[Stored dataset items]
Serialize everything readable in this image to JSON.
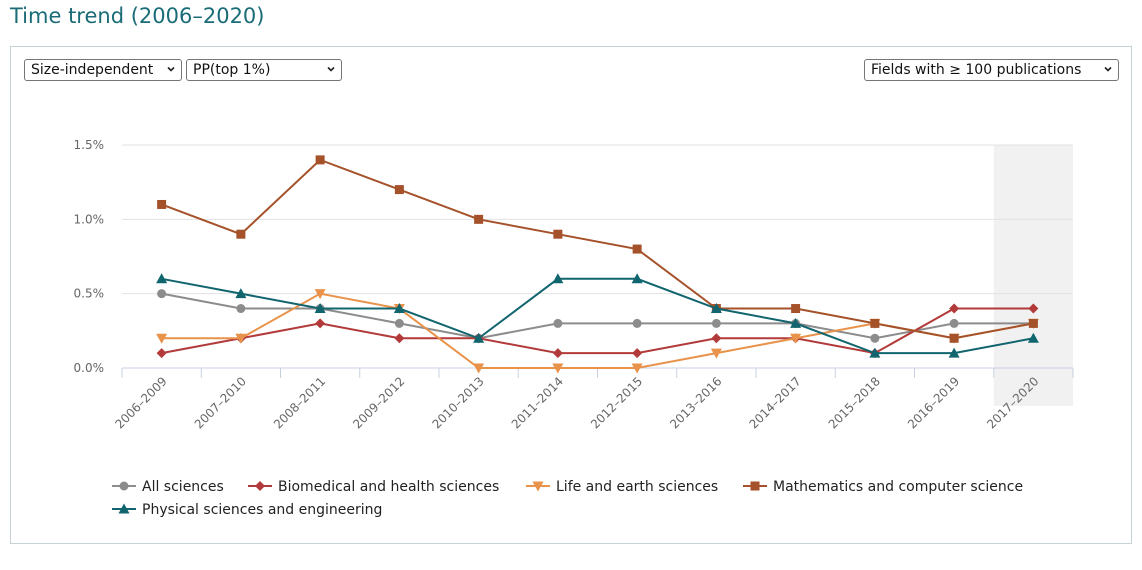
{
  "page": {
    "title": "Time trend (2006–2020)"
  },
  "controls": {
    "indicator_type": "Size-independent",
    "indicator": "PP(top 1%)",
    "field_filter": "Fields with ≥ 100 publications"
  },
  "chart_data": {
    "type": "line",
    "categories": [
      "2006–2009",
      "2007–2010",
      "2008–2011",
      "2009–2012",
      "2010–2013",
      "2011–2014",
      "2012–2015",
      "2013–2016",
      "2014–2017",
      "2015–2018",
      "2016–2019",
      "2017–2020"
    ],
    "ylim": [
      0,
      1.5
    ],
    "yticks": [
      "0.0%",
      "0.5%",
      "1.0%",
      "1.5%"
    ],
    "ytick_values": [
      0,
      0.5,
      1.0,
      1.5
    ],
    "highlighted_category": "2017–2020",
    "grid": true,
    "legend_position": "bottom",
    "series": [
      {
        "name": "All sciences",
        "color": "#8c8c8c",
        "marker": "circle",
        "values": [
          0.5,
          0.4,
          0.4,
          0.3,
          0.2,
          0.3,
          0.3,
          0.3,
          0.3,
          0.2,
          0.3,
          0.3
        ]
      },
      {
        "name": "Biomedical and health sciences",
        "color": "#b23a3a",
        "marker": "diamond",
        "values": [
          0.1,
          0.2,
          0.3,
          0.2,
          0.2,
          0.1,
          0.1,
          0.2,
          0.2,
          0.1,
          0.4,
          0.4
        ]
      },
      {
        "name": "Life and earth sciences",
        "color": "#e8924a",
        "marker": "triangle-down",
        "values": [
          0.2,
          0.2,
          0.5,
          0.4,
          0.0,
          0.0,
          0.0,
          0.1,
          0.2,
          0.3,
          0.2,
          0.3
        ]
      },
      {
        "name": "Mathematics and computer science",
        "color": "#a5522b",
        "marker": "square",
        "values": [
          1.1,
          0.9,
          1.4,
          1.2,
          1.0,
          0.9,
          0.8,
          0.4,
          0.4,
          0.3,
          0.2,
          0.3
        ]
      },
      {
        "name": "Physical sciences and engineering",
        "color": "#11656e",
        "marker": "triangle-up",
        "values": [
          0.6,
          0.5,
          0.4,
          0.4,
          0.2,
          0.6,
          0.6,
          0.4,
          0.3,
          0.1,
          0.1,
          0.2
        ]
      }
    ]
  }
}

▸ **Problem details**: Write out each entry exactly as given, but skip the pictures.

▸ **Answer for the task**:
Serialize everything readable in this image to JSON.
{
  "page": {
    "title": "Time trend (2006–2020)"
  },
  "controls": {
    "indicator_type": "Size-independent",
    "indicator": "PP(top 1%)",
    "field_filter": "Fields with ≥ 100 publications"
  },
  "chart_data": {
    "type": "line",
    "categories": [
      "2006–2009",
      "2007–2010",
      "2008–2011",
      "2009–2012",
      "2010–2013",
      "2011–2014",
      "2012–2015",
      "2013–2016",
      "2014–2017",
      "2015–2018",
      "2016–2019",
      "2017–2020"
    ],
    "ylim": [
      0,
      1.5
    ],
    "yticks": [
      "0.0%",
      "0.5%",
      "1.0%",
      "1.5%"
    ],
    "ytick_values": [
      0,
      0.5,
      1.0,
      1.5
    ],
    "highlighted_category": "2017–2020",
    "grid": true,
    "legend_position": "bottom",
    "series": [
      {
        "name": "All sciences",
        "color": "#8c8c8c",
        "marker": "circle",
        "values": [
          0.5,
          0.4,
          0.4,
          0.3,
          0.2,
          0.3,
          0.3,
          0.3,
          0.3,
          0.2,
          0.3,
          0.3
        ]
      },
      {
        "name": "Biomedical and health sciences",
        "color": "#b23a3a",
        "marker": "diamond",
        "values": [
          0.1,
          0.2,
          0.3,
          0.2,
          0.2,
          0.1,
          0.1,
          0.2,
          0.2,
          0.1,
          0.4,
          0.4
        ]
      },
      {
        "name": "Life and earth sciences",
        "color": "#e8924a",
        "marker": "triangle-down",
        "values": [
          0.2,
          0.2,
          0.5,
          0.4,
          0.0,
          0.0,
          0.0,
          0.1,
          0.2,
          0.3,
          0.2,
          0.3
        ]
      },
      {
        "name": "Mathematics and computer science",
        "color": "#a5522b",
        "marker": "square",
        "values": [
          1.1,
          0.9,
          1.4,
          1.2,
          1.0,
          0.9,
          0.8,
          0.4,
          0.4,
          0.3,
          0.2,
          0.3
        ]
      },
      {
        "name": "Physical sciences and engineering",
        "color": "#11656e",
        "marker": "triangle-up",
        "values": [
          0.6,
          0.5,
          0.4,
          0.4,
          0.2,
          0.6,
          0.6,
          0.4,
          0.3,
          0.1,
          0.1,
          0.2
        ]
      }
    ]
  }
}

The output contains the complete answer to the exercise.